Aim of the exercise:
Copy every line in which the string "Růžička" occurs.

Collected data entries
>> START

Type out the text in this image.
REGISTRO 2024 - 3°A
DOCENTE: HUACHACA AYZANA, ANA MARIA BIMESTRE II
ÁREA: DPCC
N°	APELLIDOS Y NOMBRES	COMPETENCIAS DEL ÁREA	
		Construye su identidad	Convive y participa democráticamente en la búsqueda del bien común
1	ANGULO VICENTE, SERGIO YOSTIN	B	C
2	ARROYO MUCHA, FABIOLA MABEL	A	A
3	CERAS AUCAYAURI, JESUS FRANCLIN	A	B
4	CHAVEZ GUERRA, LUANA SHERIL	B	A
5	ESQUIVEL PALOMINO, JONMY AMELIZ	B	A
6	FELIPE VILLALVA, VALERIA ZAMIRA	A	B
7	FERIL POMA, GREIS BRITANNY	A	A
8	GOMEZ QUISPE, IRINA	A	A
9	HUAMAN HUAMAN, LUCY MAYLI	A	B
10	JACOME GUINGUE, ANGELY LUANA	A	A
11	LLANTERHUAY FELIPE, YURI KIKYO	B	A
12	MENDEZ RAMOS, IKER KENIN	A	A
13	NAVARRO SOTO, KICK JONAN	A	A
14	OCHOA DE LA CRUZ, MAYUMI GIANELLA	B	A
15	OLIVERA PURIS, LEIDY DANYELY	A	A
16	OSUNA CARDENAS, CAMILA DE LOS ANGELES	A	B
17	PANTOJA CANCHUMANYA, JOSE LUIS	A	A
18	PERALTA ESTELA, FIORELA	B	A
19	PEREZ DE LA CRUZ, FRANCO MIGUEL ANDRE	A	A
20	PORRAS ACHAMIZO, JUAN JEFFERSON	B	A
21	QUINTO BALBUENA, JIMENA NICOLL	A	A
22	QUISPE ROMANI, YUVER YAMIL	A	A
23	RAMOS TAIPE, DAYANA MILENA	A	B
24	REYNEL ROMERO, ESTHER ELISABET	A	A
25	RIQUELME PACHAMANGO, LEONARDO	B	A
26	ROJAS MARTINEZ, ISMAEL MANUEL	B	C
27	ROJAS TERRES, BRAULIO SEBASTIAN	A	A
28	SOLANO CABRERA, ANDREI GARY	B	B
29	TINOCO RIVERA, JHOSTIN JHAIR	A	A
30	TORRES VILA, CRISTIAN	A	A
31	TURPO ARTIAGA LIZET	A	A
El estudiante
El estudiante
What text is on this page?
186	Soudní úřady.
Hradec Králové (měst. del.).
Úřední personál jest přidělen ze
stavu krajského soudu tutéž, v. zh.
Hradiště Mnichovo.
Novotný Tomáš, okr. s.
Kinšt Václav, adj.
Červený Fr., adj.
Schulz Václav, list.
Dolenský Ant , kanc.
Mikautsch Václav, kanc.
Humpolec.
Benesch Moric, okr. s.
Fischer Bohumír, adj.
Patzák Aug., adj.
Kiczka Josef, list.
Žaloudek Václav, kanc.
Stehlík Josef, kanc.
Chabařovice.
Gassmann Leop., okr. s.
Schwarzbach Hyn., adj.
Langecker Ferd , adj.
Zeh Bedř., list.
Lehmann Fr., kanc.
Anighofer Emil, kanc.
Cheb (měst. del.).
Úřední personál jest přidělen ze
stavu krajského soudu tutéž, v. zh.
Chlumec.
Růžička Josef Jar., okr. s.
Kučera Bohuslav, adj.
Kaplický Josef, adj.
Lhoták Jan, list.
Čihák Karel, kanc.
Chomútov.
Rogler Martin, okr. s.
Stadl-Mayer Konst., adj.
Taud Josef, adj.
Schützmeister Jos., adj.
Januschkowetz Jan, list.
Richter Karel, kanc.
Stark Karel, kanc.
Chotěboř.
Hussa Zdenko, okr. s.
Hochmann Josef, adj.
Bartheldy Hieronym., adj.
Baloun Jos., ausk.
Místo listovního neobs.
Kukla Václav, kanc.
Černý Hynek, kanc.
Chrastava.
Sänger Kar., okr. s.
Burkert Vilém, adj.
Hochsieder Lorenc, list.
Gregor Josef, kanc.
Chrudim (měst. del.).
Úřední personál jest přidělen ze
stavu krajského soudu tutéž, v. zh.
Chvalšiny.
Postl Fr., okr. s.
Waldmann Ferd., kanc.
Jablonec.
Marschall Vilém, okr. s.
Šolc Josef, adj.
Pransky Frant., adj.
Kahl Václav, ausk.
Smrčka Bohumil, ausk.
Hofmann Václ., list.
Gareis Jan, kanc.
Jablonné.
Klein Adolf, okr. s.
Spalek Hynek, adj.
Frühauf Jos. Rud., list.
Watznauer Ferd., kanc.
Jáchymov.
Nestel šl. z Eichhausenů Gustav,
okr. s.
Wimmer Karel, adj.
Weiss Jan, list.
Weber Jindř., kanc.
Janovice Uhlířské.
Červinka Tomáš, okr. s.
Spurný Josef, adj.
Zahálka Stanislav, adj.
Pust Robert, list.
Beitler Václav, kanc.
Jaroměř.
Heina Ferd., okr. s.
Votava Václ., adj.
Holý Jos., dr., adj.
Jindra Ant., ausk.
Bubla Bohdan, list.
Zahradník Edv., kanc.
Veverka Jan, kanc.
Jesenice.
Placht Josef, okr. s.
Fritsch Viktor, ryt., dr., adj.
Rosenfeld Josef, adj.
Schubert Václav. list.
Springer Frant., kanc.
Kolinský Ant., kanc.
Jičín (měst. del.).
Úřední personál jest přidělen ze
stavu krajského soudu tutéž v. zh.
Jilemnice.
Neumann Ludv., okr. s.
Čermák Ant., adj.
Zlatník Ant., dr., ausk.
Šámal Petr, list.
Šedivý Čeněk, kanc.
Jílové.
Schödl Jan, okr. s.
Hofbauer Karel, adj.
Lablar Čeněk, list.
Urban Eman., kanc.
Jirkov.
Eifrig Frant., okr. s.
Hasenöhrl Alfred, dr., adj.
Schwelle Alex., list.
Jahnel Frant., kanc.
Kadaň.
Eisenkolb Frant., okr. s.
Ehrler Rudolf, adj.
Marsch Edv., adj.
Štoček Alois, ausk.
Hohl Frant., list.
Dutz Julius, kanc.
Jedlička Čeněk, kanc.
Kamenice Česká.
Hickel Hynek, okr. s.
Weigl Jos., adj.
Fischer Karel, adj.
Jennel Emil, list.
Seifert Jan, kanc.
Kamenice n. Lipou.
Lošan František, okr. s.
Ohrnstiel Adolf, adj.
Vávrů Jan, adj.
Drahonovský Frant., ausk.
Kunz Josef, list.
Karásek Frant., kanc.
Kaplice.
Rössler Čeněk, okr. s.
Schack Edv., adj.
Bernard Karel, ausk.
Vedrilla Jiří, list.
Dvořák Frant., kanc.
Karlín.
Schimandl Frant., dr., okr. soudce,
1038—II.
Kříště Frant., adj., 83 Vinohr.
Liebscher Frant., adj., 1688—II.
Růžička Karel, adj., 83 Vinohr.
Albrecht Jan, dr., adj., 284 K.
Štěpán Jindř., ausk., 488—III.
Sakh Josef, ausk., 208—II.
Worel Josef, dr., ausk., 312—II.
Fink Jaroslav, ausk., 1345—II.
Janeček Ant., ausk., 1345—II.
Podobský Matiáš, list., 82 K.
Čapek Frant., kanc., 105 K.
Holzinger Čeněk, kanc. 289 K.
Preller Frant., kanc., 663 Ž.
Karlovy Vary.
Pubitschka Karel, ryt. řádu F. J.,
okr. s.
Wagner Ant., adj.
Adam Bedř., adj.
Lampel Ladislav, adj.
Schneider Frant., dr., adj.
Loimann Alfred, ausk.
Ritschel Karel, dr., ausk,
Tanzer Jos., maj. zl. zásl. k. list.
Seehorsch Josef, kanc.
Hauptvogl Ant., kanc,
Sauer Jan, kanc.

>> END

Result of the exercise:
Růžička Josef Jar., okr. s.
Růžička Karel, adj., 83 Vinohr.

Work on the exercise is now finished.